--- start Material for the task ---
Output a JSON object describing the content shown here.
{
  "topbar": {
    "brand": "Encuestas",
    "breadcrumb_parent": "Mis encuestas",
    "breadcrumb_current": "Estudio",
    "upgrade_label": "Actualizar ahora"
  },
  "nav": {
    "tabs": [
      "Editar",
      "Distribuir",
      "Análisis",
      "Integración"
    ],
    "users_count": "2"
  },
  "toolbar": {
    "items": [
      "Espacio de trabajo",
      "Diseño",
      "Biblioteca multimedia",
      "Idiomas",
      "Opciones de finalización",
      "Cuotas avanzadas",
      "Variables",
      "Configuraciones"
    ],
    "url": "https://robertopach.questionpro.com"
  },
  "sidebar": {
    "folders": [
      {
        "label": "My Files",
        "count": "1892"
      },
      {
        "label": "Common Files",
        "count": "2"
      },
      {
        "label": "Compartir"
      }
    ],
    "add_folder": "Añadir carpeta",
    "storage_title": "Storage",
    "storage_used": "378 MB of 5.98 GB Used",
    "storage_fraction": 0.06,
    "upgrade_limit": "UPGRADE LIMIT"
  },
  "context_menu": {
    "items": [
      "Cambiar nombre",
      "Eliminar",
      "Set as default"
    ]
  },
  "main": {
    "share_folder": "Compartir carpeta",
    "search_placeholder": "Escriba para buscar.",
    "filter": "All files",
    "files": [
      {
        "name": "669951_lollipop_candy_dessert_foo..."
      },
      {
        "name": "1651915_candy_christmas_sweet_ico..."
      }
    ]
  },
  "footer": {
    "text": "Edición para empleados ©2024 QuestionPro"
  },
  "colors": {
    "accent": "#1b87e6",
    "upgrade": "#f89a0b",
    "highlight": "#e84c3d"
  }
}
--- end Material for the task ---
Do this
Output the listing above word for word.

Answer for the task
Output a JSON object describing the content shown here.
{
  "topbar": {
    "brand": "Encuestas",
    "breadcrumb_parent": "Mis encuestas",
    "breadcrumb_current": "Estudio",
    "upgrade_label": "Actualizar ahora"
  },
  "nav": {
    "tabs": [
      "Editar",
      "Distribuir",
      "Análisis",
      "Integración"
    ],
    "users_count": "2"
  },
  "toolbar": {
    "items": [
      "Espacio de trabajo",
      "Diseño",
      "Biblioteca multimedia",
      "Idiomas",
      "Opciones de finalización",
      "Cuotas avanzadas",
      "Variables",
      "Configuraciones"
    ],
    "url": "https://robertopach.questionpro.com"
  },
  "sidebar": {
    "folders": [
      {
        "label": "My Files",
        "count": "1892"
      },
      {
        "label": "Common Files",
        "count": "2"
      },
      {
        "label": "Compartir"
      }
    ],
    "add_folder": "Añadir carpeta",
    "storage_title": "Storage",
    "storage_used": "378 MB of 5.98 GB Used",
    "storage_fraction": 0.06,
    "upgrade_limit": "UPGRADE LIMIT"
  },
  "context_menu": {
    "items": [
      "Cambiar nombre",
      "Eliminar",
      "Set as default"
    ]
  },
  "main": {
    "share_folder": "Compartir carpeta",
    "search_placeholder": "Escriba para buscar.",
    "filter": "All files",
    "files": [
      {
        "name": "669951_lollipop_candy_dessert_foo..."
      },
      {
        "name": "1651915_candy_christmas_sweet_ico..."
      }
    ]
  },
  "footer": {
    "text": "Edición para empleados ©2024 QuestionPro"
  },
  "colors": {
    "accent": "#1b87e6",
    "upgrade": "#f89a0b",
    "highlight": "#e84c3d"
  }
}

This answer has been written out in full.